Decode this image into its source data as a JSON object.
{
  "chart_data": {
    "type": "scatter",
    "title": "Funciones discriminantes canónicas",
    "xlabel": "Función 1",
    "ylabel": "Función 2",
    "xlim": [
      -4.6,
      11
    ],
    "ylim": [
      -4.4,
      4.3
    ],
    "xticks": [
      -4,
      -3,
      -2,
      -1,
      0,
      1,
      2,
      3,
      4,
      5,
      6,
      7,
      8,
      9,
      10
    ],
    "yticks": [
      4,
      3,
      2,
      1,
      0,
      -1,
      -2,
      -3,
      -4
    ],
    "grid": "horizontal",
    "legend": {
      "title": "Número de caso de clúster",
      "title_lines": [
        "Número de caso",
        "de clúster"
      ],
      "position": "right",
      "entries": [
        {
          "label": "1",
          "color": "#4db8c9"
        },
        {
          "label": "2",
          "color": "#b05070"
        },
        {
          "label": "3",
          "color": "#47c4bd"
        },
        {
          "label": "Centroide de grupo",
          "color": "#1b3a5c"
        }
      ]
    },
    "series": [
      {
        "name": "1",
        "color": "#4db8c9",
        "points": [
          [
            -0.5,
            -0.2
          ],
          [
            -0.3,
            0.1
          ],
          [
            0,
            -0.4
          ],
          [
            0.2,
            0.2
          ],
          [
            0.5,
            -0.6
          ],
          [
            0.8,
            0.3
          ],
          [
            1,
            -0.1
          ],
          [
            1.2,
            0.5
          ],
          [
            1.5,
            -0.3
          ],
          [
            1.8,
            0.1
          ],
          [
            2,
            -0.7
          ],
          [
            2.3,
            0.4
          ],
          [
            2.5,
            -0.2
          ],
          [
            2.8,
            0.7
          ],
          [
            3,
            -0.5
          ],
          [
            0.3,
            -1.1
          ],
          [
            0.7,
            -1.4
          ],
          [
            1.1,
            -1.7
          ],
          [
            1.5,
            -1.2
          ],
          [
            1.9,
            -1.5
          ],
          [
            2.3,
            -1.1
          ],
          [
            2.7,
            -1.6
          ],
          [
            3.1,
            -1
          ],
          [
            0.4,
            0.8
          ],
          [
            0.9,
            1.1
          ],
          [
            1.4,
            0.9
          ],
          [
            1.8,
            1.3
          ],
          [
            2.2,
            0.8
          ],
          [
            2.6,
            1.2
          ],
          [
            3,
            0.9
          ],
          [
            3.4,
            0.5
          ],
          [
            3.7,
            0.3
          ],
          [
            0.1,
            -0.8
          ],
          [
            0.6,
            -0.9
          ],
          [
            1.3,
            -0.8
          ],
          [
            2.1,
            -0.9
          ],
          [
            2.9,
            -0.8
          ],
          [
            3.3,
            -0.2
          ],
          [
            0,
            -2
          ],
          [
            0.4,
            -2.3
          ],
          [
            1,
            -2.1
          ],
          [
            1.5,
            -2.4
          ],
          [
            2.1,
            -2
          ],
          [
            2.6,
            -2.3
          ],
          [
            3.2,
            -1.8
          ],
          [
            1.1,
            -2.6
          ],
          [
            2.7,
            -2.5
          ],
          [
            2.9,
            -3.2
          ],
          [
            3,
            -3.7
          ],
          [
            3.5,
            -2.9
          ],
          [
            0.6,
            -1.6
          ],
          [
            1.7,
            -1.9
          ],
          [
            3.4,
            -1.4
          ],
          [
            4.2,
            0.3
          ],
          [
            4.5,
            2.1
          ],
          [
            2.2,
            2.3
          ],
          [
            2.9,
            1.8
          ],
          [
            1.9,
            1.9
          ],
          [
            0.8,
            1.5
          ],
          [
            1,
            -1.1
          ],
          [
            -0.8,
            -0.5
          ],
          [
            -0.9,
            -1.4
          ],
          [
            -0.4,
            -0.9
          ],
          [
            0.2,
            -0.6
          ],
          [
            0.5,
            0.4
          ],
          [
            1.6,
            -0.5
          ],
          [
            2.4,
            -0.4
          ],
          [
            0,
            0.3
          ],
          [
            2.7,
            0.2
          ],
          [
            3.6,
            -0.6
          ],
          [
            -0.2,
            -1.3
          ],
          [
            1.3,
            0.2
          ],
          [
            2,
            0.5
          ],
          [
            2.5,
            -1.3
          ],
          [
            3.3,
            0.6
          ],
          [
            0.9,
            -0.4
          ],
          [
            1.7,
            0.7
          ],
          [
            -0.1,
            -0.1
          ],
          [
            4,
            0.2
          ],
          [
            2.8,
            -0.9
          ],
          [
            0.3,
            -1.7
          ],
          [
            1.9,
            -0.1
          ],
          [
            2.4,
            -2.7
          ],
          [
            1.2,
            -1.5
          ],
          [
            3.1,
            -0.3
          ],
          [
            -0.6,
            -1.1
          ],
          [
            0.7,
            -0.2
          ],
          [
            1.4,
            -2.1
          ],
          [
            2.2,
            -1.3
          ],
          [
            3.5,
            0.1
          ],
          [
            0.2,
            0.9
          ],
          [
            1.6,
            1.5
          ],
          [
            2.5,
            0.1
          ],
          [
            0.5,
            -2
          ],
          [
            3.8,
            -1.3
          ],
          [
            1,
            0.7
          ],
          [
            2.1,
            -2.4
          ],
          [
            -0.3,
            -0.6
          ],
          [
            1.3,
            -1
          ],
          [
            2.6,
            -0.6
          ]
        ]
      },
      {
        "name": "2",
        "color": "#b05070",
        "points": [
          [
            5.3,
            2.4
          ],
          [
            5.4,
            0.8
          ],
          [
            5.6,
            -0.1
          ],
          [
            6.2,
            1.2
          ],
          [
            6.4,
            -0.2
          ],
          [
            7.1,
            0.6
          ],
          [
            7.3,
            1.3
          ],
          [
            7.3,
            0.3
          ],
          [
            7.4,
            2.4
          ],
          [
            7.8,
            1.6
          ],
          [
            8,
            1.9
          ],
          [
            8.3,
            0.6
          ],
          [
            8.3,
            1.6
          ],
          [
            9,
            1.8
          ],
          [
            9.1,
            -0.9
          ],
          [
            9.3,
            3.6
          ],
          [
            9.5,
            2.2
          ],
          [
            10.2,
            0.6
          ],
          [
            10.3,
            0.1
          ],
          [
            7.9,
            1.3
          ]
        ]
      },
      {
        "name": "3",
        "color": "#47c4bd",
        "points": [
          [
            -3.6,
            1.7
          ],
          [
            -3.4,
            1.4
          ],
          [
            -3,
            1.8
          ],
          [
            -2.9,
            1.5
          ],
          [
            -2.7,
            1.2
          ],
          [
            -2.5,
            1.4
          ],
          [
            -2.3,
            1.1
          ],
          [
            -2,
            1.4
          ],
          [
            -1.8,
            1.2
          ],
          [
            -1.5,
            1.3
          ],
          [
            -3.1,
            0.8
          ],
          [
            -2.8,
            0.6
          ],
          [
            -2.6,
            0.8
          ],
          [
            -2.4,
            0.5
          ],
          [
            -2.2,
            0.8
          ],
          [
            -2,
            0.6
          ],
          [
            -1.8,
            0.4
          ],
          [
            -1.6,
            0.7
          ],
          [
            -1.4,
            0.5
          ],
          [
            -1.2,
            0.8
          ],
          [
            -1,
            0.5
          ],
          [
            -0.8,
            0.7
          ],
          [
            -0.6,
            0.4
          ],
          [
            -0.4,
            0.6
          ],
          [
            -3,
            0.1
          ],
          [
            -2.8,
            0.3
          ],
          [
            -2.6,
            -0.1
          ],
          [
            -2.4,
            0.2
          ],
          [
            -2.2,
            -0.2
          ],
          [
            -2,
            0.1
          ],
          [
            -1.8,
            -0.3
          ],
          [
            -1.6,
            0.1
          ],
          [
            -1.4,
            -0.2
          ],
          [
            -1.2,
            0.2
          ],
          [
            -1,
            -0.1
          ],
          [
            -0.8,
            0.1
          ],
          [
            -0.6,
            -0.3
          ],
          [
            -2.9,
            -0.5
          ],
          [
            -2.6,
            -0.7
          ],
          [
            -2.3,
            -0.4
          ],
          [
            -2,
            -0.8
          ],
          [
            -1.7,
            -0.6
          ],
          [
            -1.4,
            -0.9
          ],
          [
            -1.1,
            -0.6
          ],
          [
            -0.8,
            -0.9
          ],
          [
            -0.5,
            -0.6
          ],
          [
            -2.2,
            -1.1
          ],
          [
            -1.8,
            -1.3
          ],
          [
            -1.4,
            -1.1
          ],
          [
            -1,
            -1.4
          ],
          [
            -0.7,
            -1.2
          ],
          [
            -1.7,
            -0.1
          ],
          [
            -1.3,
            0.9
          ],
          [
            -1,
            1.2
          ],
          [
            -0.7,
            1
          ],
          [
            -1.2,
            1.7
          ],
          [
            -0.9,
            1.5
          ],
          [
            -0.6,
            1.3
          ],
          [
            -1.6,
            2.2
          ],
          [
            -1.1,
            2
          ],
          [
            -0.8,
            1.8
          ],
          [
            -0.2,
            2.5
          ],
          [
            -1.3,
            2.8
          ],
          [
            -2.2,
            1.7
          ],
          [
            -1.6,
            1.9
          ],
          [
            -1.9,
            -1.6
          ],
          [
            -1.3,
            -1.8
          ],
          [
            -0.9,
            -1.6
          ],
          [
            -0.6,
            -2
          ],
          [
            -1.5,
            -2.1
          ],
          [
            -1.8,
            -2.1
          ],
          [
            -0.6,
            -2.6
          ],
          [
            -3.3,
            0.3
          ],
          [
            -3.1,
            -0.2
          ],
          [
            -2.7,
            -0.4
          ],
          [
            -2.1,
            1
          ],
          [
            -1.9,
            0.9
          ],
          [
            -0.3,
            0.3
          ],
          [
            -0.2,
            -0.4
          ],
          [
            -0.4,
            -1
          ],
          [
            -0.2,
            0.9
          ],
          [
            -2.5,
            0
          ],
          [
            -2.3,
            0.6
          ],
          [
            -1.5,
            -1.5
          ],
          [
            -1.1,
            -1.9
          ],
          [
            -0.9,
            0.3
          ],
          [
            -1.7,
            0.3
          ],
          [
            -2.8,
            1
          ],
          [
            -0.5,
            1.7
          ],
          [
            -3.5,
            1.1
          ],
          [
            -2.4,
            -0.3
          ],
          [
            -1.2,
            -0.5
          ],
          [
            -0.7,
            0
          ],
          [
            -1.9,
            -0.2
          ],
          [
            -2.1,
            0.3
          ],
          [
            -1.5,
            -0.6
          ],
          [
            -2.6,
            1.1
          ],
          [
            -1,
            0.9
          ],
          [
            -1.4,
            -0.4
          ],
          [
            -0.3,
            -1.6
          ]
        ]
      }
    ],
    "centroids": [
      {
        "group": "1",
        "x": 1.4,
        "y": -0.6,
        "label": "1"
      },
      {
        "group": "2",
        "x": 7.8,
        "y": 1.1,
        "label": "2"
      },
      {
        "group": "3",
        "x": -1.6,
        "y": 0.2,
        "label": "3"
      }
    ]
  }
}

Exercise instructions:
Go through the records above, find every line with the word "Número", and list those lines.

Finished task:
      "title": "Número de caso de clúster",
        "Número de caso",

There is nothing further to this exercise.